Write out every entry word for word.

### Records shown
-- -- --

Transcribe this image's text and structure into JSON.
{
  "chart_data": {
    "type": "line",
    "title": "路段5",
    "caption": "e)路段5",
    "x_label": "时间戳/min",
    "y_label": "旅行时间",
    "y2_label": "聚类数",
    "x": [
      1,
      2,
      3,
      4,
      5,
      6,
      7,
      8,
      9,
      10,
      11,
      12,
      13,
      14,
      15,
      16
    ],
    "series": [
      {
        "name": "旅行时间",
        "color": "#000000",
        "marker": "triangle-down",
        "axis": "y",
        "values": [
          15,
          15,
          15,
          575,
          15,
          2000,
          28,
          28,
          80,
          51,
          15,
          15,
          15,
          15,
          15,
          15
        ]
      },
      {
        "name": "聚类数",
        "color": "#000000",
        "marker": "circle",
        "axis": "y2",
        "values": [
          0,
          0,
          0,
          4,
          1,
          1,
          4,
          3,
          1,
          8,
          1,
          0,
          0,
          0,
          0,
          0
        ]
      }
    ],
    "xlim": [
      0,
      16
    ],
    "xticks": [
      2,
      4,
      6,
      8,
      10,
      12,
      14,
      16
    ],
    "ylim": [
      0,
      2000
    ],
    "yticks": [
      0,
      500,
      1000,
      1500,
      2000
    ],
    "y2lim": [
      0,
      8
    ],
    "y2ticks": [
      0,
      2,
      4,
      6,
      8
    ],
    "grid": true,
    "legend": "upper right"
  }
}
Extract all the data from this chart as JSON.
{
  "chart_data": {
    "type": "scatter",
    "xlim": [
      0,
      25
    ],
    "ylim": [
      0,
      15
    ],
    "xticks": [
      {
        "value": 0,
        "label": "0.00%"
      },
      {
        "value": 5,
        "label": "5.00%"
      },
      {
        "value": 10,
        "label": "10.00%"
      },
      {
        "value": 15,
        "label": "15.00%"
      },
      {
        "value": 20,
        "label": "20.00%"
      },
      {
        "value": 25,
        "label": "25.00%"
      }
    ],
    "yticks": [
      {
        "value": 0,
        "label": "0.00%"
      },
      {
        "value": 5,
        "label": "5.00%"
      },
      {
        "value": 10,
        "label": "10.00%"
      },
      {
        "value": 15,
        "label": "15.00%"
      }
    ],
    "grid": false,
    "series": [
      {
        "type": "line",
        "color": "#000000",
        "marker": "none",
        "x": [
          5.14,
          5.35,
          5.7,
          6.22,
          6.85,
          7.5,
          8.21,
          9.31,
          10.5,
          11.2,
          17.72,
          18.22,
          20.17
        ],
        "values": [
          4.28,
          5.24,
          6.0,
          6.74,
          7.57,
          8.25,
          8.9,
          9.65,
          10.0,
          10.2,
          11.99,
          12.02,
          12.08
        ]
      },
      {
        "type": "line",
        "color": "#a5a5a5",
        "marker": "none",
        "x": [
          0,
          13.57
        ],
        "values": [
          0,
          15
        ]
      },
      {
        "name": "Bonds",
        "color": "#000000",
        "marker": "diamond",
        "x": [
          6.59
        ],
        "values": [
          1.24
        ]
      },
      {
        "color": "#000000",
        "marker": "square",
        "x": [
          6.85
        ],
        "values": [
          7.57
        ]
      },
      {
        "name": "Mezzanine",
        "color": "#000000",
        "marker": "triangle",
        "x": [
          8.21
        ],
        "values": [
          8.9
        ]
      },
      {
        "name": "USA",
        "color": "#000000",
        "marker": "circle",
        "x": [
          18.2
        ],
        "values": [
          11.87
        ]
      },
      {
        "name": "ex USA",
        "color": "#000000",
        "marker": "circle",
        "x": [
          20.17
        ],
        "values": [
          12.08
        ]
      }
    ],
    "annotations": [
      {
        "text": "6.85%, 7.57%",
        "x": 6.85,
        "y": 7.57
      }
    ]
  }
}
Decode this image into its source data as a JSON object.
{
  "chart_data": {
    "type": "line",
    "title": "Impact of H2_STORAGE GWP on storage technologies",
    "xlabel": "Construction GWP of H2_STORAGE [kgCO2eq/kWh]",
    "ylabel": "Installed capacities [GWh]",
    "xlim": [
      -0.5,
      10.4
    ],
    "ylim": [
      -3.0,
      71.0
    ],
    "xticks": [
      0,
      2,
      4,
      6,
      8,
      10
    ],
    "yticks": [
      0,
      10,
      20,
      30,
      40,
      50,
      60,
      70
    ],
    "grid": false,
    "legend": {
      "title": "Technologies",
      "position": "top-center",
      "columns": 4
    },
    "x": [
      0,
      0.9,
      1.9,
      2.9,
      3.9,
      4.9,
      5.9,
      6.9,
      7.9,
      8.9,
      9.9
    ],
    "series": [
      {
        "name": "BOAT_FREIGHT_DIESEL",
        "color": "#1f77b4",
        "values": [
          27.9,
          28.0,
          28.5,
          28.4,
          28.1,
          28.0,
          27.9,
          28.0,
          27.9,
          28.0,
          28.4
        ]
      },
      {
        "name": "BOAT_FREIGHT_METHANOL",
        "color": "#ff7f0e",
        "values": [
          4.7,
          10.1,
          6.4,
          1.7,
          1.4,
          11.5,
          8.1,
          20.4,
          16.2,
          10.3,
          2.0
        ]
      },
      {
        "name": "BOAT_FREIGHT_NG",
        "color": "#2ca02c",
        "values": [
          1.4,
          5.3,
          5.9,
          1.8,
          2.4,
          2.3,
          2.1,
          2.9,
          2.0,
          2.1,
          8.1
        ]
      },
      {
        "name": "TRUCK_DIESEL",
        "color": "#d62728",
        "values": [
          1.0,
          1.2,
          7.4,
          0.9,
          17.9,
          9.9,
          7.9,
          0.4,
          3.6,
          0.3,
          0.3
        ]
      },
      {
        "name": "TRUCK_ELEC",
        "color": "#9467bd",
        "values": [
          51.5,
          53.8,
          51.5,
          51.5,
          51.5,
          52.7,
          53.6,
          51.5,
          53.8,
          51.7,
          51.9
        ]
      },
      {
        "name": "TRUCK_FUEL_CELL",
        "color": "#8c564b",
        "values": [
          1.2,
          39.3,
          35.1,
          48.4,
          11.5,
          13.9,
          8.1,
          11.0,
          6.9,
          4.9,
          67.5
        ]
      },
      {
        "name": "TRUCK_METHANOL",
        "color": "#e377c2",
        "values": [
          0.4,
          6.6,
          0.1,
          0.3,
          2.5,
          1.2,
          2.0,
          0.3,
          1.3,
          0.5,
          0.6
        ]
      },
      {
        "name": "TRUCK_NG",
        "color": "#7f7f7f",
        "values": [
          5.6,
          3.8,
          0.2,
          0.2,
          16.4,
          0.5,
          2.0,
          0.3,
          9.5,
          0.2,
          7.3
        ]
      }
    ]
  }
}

-- -- --

### Reply
Transcribe this image's text and structure into JSON.
{
  "chart_data": {
    "type": "line",
    "title": "路段5",
    "caption": "e)路段5",
    "x_label": "时间戳/min",
    "y_label": "旅行时间",
    "y2_label": "聚类数",
    "x": [
      1,
      2,
      3,
      4,
      5,
      6,
      7,
      8,
      9,
      10,
      11,
      12,
      13,
      14,
      15,
      16
    ],
    "series": [
      {
        "name": "旅行时间",
        "color": "#000000",
        "marker": "triangle-down",
        "axis": "y",
        "values": [
          15,
          15,
          15,
          575,
          15,
          2000,
          28,
          28,
          80,
          51,
          15,
          15,
          15,
          15,
          15,
          15
        ]
      },
      {
        "name": "聚类数",
        "color": "#000000",
        "marker": "circle",
        "axis": "y2",
        "values": [
          0,
          0,
          0,
          4,
          1,
          1,
          4,
          3,
          1,
          8,
          1,
          0,
          0,
          0,
          0,
          0
        ]
      }
    ],
    "xlim": [
      0,
      16
    ],
    "xticks": [
      2,
      4,
      6,
      8,
      10,
      12,
      14,
      16
    ],
    "ylim": [
      0,
      2000
    ],
    "yticks": [
      0,
      500,
      1000,
      1500,
      2000
    ],
    "y2lim": [
      0,
      8
    ],
    "y2ticks": [
      0,
      2,
      4,
      6,
      8
    ],
    "grid": true,
    "legend": "upper right"
  }
}
Extract all the data from this chart as JSON.
{
  "chart_data": {
    "type": "scatter",
    "xlim": [
      0,
      25
    ],
    "ylim": [
      0,
      15
    ],
    "xticks": [
      {
        "value": 0,
        "label": "0.00%"
      },
      {
        "value": 5,
        "label": "5.00%"
      },
      {
        "value": 10,
        "label": "10.00%"
      },
      {
        "value": 15,
        "label": "15.00%"
      },
      {
        "value": 20,
        "label": "20.00%"
      },
      {
        "value": 25,
        "label": "25.00%"
      }
    ],
    "yticks": [
      {
        "value": 0,
        "label": "0.00%"
      },
      {
        "value": 5,
        "label": "5.00%"
      },
      {
        "value": 10,
        "label": "10.00%"
      },
      {
        "value": 15,
        "label": "15.00%"
      }
    ],
    "grid": false,
    "series": [
      {
        "type": "line",
        "color": "#000000",
        "marker": "none",
        "x": [
          5.14,
          5.35,
          5.7,
          6.22,
          6.85,
          7.5,
          8.21,
          9.31,
          10.5,
          11.2,
          17.72,
          18.22,
          20.17
        ],
        "values": [
          4.28,
          5.24,
          6.0,
          6.74,
          7.57,
          8.25,
          8.9,
          9.65,
          10.0,
          10.2,
          11.99,
          12.02,
          12.08
        ]
      },
      {
        "type": "line",
        "color": "#a5a5a5",
        "marker": "none",
        "x": [
          0,
          13.57
        ],
        "values": [
          0,
          15
        ]
      },
      {
        "name": "Bonds",
        "color": "#000000",
        "marker": "diamond",
        "x": [
          6.59
        ],
        "values": [
          1.24
        ]
      },
      {
        "color": "#000000",
        "marker": "square",
        "x": [
          6.85
        ],
        "values": [
          7.57
        ]
      },
      {
        "name": "Mezzanine",
        "color": "#000000",
        "marker": "triangle",
        "x": [
          8.21
        ],
        "values": [
          8.9
        ]
      },
      {
        "name": "USA",
        "color": "#000000",
        "marker": "circle",
        "x": [
          18.2
        ],
        "values": [
          11.87
        ]
      },
      {
        "name": "ex USA",
        "color": "#000000",
        "marker": "circle",
        "x": [
          20.17
        ],
        "values": [
          12.08
        ]
      }
    ],
    "annotations": [
      {
        "text": "6.85%, 7.57%",
        "x": 6.85,
        "y": 7.57
      }
    ]
  }
}
Decode this image into its source data as a JSON object.
{
  "chart_data": {
    "type": "line",
    "title": "Impact of H2_STORAGE GWP on storage technologies",
    "xlabel": "Construction GWP of H2_STORAGE [kgCO2eq/kWh]",
    "ylabel": "Installed capacities [GWh]",
    "xlim": [
      -0.5,
      10.4
    ],
    "ylim": [
      -3.0,
      71.0
    ],
    "xticks": [
      0,
      2,
      4,
      6,
      8,
      10
    ],
    "yticks": [
      0,
      10,
      20,
      30,
      40,
      50,
      60,
      70
    ],
    "grid": false,
    "legend": {
      "title": "Technologies",
      "position": "top-center",
      "columns": 4
    },
    "x": [
      0,
      0.9,
      1.9,
      2.9,
      3.9,
      4.9,
      5.9,
      6.9,
      7.9,
      8.9,
      9.9
    ],
    "series": [
      {
        "name": "BOAT_FREIGHT_DIESEL",
        "color": "#1f77b4",
        "values": [
          27.9,
          28.0,
          28.5,
          28.4,
          28.1,
          28.0,
          27.9,
          28.0,
          27.9,
          28.0,
          28.4
        ]
      },
      {
        "name": "BOAT_FREIGHT_METHANOL",
        "color": "#ff7f0e",
        "values": [
          4.7,
          10.1,
          6.4,
          1.7,
          1.4,
          11.5,
          8.1,
          20.4,
          16.2,
          10.3,
          2.0
        ]
      },
      {
        "name": "BOAT_FREIGHT_NG",
        "color": "#2ca02c",
        "values": [
          1.4,
          5.3,
          5.9,
          1.8,
          2.4,
          2.3,
          2.1,
          2.9,
          2.0,
          2.1,
          8.1
        ]
      },
      {
        "name": "TRUCK_DIESEL",
        "color": "#d62728",
        "values": [
          1.0,
          1.2,
          7.4,
          0.9,
          17.9,
          9.9,
          7.9,
          0.4,
          3.6,
          0.3,
          0.3
        ]
      },
      {
        "name": "TRUCK_ELEC",
        "color": "#9467bd",
        "values": [
          51.5,
          53.8,
          51.5,
          51.5,
          51.5,
          52.7,
          53.6,
          51.5,
          53.8,
          51.7,
          51.9
        ]
      },
      {
        "name": "TRUCK_FUEL_CELL",
        "color": "#8c564b",
        "values": [
          1.2,
          39.3,
          35.1,
          48.4,
          11.5,
          13.9,
          8.1,
          11.0,
          6.9,
          4.9,
          67.5
        ]
      },
      {
        "name": "TRUCK_METHANOL",
        "color": "#e377c2",
        "values": [
          0.4,
          6.6,
          0.1,
          0.3,
          2.5,
          1.2,
          2.0,
          0.3,
          1.3,
          0.5,
          0.6
        ]
      },
      {
        "name": "TRUCK_NG",
        "color": "#7f7f7f",
        "values": [
          5.6,
          3.8,
          0.2,
          0.2,
          16.4,
          0.5,
          2.0,
          0.3,
          9.5,
          0.2,
          7.3
        ]
      }
    ]
  }
}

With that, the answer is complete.